**Direction:**
Each entry has to be copied exactly, with nothing missed.

##############################

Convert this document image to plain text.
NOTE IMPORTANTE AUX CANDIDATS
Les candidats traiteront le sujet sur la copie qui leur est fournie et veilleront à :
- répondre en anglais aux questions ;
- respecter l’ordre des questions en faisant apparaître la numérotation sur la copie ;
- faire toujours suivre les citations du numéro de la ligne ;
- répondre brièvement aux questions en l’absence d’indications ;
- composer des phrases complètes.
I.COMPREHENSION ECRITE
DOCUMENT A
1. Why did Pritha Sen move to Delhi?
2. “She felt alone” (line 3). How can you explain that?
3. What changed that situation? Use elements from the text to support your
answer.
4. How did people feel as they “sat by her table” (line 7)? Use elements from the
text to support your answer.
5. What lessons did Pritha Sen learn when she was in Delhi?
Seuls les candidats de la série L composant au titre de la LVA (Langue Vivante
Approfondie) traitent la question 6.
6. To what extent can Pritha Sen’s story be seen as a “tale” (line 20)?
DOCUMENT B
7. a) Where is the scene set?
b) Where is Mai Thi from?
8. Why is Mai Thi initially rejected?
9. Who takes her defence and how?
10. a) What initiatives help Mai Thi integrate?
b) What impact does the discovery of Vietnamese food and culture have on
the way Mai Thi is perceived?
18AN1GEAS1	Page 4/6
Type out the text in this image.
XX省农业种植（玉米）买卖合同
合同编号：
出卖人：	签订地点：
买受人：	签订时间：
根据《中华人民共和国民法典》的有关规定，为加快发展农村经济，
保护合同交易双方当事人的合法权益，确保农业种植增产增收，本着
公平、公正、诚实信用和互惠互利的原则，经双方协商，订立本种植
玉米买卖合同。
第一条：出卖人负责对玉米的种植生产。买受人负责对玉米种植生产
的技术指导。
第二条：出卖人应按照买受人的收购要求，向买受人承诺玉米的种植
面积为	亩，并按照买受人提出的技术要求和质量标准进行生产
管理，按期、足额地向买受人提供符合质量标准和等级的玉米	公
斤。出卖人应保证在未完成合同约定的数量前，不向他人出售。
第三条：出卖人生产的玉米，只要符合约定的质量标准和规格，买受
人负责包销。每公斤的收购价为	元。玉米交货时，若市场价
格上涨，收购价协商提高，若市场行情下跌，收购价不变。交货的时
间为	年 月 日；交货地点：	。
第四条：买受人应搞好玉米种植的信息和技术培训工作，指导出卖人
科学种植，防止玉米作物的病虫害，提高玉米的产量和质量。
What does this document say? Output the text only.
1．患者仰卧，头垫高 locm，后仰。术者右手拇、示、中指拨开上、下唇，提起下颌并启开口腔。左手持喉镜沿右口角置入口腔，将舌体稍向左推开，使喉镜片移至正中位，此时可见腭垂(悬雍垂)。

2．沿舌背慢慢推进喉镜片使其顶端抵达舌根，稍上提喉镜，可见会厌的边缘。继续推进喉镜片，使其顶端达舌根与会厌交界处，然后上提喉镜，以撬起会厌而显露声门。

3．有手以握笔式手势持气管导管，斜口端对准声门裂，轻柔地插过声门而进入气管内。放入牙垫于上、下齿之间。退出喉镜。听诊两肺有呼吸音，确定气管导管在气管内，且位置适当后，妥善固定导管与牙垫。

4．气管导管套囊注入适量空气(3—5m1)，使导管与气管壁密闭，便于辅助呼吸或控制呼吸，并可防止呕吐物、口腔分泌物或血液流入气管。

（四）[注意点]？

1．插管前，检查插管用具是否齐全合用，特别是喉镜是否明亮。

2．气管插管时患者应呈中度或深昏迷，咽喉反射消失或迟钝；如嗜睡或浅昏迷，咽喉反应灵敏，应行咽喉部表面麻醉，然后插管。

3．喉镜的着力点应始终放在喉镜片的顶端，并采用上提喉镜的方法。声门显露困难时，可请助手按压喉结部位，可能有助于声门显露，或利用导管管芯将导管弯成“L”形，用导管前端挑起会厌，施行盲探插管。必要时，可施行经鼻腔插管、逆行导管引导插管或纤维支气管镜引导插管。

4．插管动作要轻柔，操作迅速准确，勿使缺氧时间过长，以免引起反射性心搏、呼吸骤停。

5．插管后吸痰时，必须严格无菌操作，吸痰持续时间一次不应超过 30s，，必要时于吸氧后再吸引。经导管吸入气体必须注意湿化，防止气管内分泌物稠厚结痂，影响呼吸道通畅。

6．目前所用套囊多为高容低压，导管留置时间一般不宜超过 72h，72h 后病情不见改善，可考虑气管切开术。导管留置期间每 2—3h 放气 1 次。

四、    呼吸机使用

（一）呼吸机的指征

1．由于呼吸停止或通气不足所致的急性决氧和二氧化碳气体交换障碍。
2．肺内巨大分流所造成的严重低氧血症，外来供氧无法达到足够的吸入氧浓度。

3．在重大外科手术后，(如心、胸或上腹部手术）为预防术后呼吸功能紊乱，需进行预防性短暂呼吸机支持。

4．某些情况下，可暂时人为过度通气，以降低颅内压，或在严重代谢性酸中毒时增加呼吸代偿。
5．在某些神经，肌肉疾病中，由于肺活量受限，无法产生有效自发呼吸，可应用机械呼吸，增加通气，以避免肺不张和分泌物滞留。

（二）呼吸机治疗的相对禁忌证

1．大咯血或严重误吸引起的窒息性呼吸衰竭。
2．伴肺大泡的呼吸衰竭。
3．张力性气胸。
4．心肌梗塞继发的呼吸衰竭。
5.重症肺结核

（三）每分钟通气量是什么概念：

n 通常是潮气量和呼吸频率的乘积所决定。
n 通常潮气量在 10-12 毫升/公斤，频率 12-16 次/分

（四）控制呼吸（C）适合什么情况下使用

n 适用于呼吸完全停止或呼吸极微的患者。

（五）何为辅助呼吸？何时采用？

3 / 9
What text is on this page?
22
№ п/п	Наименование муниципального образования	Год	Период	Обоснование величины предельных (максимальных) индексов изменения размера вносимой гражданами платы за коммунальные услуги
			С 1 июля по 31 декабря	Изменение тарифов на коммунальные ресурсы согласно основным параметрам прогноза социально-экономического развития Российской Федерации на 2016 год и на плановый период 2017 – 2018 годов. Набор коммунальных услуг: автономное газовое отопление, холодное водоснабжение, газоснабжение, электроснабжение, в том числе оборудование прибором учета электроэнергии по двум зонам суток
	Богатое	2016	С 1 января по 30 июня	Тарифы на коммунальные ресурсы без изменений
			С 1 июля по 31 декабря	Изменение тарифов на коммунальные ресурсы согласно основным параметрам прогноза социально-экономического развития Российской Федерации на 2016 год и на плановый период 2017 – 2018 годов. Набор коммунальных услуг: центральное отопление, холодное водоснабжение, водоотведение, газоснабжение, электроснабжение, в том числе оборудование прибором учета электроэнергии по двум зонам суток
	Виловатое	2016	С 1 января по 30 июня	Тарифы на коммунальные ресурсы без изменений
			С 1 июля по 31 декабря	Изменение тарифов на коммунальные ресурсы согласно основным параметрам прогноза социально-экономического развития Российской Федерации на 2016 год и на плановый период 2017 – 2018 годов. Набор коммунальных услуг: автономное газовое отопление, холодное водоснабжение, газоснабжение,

##############################

**Written solution:**
Convert this document image to plain text.
NOTE IMPORTANTE AUX CANDIDATS
Les candidats traiteront le sujet sur la copie qui leur est fournie et veilleront à :
- répondre en anglais aux questions ;
- respecter l’ordre des questions en faisant apparaître la numérotation sur la copie ;
- faire toujours suivre les citations du numéro de la ligne ;
- répondre brièvement aux questions en l’absence d’indications ;
- composer des phrases complètes.
I.COMPREHENSION ECRITE
DOCUMENT A
1. Why did Pritha Sen move to Delhi?
2. “She felt alone” (line 3). How can you explain that?
3. What changed that situation? Use elements from the text to support your
answer.
4. How did people feel as they “sat by her table” (line 7)? Use elements from the
text to support your answer.
5. What lessons did Pritha Sen learn when she was in Delhi?
Seuls les candidats de la série L composant au titre de la LVA (Langue Vivante
Approfondie) traitent la question 6.
6. To what extent can Pritha Sen’s story be seen as a “tale” (line 20)?
DOCUMENT B
7. a) Where is the scene set?
b) Where is Mai Thi from?
8. Why is Mai Thi initially rejected?
9. Who takes her defence and how?
10. a) What initiatives help Mai Thi integrate?
b) What impact does the discovery of Vietnamese food and culture have on
the way Mai Thi is perceived?
18AN1GEAS1	Page 4/6
Type out the text in this image.
XX省农业种植（玉米）买卖合同
合同编号：
出卖人：	签订地点：
买受人：	签订时间：
根据《中华人民共和国民法典》的有关规定，为加快发展农村经济，
保护合同交易双方当事人的合法权益，确保农业种植增产增收，本着
公平、公正、诚实信用和互惠互利的原则，经双方协商，订立本种植
玉米买卖合同。
第一条：出卖人负责对玉米的种植生产。买受人负责对玉米种植生产
的技术指导。
第二条：出卖人应按照买受人的收购要求，向买受人承诺玉米的种植
面积为	亩，并按照买受人提出的技术要求和质量标准进行生产
管理，按期、足额地向买受人提供符合质量标准和等级的玉米	公
斤。出卖人应保证在未完成合同约定的数量前，不向他人出售。
第三条：出卖人生产的玉米，只要符合约定的质量标准和规格，买受
人负责包销。每公斤的收购价为	元。玉米交货时，若市场价
格上涨，收购价协商提高，若市场行情下跌，收购价不变。交货的时
间为	年 月 日；交货地点：	。
第四条：买受人应搞好玉米种植的信息和技术培训工作，指导出卖人
科学种植，防止玉米作物的病虫害，提高玉米的产量和质量。
What does this document say? Output the text only.
1．患者仰卧，头垫高 locm，后仰。术者右手拇、示、中指拨开上、下唇，提起下颌并启开口腔。左手持喉镜沿右口角置入口腔，将舌体稍向左推开，使喉镜片移至正中位，此时可见腭垂(悬雍垂)。

2．沿舌背慢慢推进喉镜片使其顶端抵达舌根，稍上提喉镜，可见会厌的边缘。继续推进喉镜片，使其顶端达舌根与会厌交界处，然后上提喉镜，以撬起会厌而显露声门。

3．有手以握笔式手势持气管导管，斜口端对准声门裂，轻柔地插过声门而进入气管内。放入牙垫于上、下齿之间。退出喉镜。听诊两肺有呼吸音，确定气管导管在气管内，且位置适当后，妥善固定导管与牙垫。

4．气管导管套囊注入适量空气(3—5m1)，使导管与气管壁密闭，便于辅助呼吸或控制呼吸，并可防止呕吐物、口腔分泌物或血液流入气管。

（四）[注意点]？

1．插管前，检查插管用具是否齐全合用，特别是喉镜是否明亮。

2．气管插管时患者应呈中度或深昏迷，咽喉反射消失或迟钝；如嗜睡或浅昏迷，咽喉反应灵敏，应行咽喉部表面麻醉，然后插管。

3．喉镜的着力点应始终放在喉镜片的顶端，并采用上提喉镜的方法。声门显露困难时，可请助手按压喉结部位，可能有助于声门显露，或利用导管管芯将导管弯成“L”形，用导管前端挑起会厌，施行盲探插管。必要时，可施行经鼻腔插管、逆行导管引导插管或纤维支气管镜引导插管。

4．插管动作要轻柔，操作迅速准确，勿使缺氧时间过长，以免引起反射性心搏、呼吸骤停。

5．插管后吸痰时，必须严格无菌操作，吸痰持续时间一次不应超过 30s，，必要时于吸氧后再吸引。经导管吸入气体必须注意湿化，防止气管内分泌物稠厚结痂，影响呼吸道通畅。

6．目前所用套囊多为高容低压，导管留置时间一般不宜超过 72h，72h 后病情不见改善，可考虑气管切开术。导管留置期间每 2—3h 放气 1 次。

四、    呼吸机使用

（一）呼吸机的指征

1．由于呼吸停止或通气不足所致的急性决氧和二氧化碳气体交换障碍。
2．肺内巨大分流所造成的严重低氧血症，外来供氧无法达到足够的吸入氧浓度。

3．在重大外科手术后，(如心、胸或上腹部手术）为预防术后呼吸功能紊乱，需进行预防性短暂呼吸机支持。

4．某些情况下，可暂时人为过度通气，以降低颅内压，或在严重代谢性酸中毒时增加呼吸代偿。
5．在某些神经，肌肉疾病中，由于肺活量受限，无法产生有效自发呼吸，可应用机械呼吸，增加通气，以避免肺不张和分泌物滞留。

（二）呼吸机治疗的相对禁忌证

1．大咯血或严重误吸引起的窒息性呼吸衰竭。
2．伴肺大泡的呼吸衰竭。
3．张力性气胸。
4．心肌梗塞继发的呼吸衰竭。
5.重症肺结核

（三）每分钟通气量是什么概念：

n 通常是潮气量和呼吸频率的乘积所决定。
n 通常潮气量在 10-12 毫升/公斤，频率 12-16 次/分

（四）控制呼吸（C）适合什么情况下使用

n 适用于呼吸完全停止或呼吸极微的患者。

（五）何为辅助呼吸？何时采用？

3 / 9
What text is on this page?
22
№ п/п	Наименование муниципального образования	Год	Период	Обоснование величины предельных (максимальных) индексов изменения размера вносимой гражданами платы за коммунальные услуги
			С 1 июля по 31 декабря	Изменение тарифов на коммунальные ресурсы согласно основным параметрам прогноза социально-экономического развития Российской Федерации на 2016 год и на плановый период 2017 – 2018 годов. Набор коммунальных услуг: автономное газовое отопление, холодное водоснабжение, газоснабжение, электроснабжение, в том числе оборудование прибором учета электроэнергии по двум зонам суток
	Богатое	2016	С 1 января по 30 июня	Тарифы на коммунальные ресурсы без изменений
			С 1 июля по 31 декабря	Изменение тарифов на коммунальные ресурсы согласно основным параметрам прогноза социально-экономического развития Российской Федерации на 2016 год и на плановый период 2017 – 2018 годов. Набор коммунальных услуг: центральное отопление, холодное водоснабжение, водоотведение, газоснабжение, электроснабжение, в том числе оборудование прибором учета электроэнергии по двум зонам суток
	Виловатое	2016	С 1 января по 30 июня	Тарифы на коммунальные ресурсы без изменений
			С 1 июля по 31 декабря	Изменение тарифов на коммунальные ресурсы согласно основным параметрам прогноза социально-экономического развития Российской Федерации на 2016 год и на плановый период 2017 – 2018 годов. Набор коммунальных услуг: автономное газовое отопление, холодное водоснабжение, газоснабжение,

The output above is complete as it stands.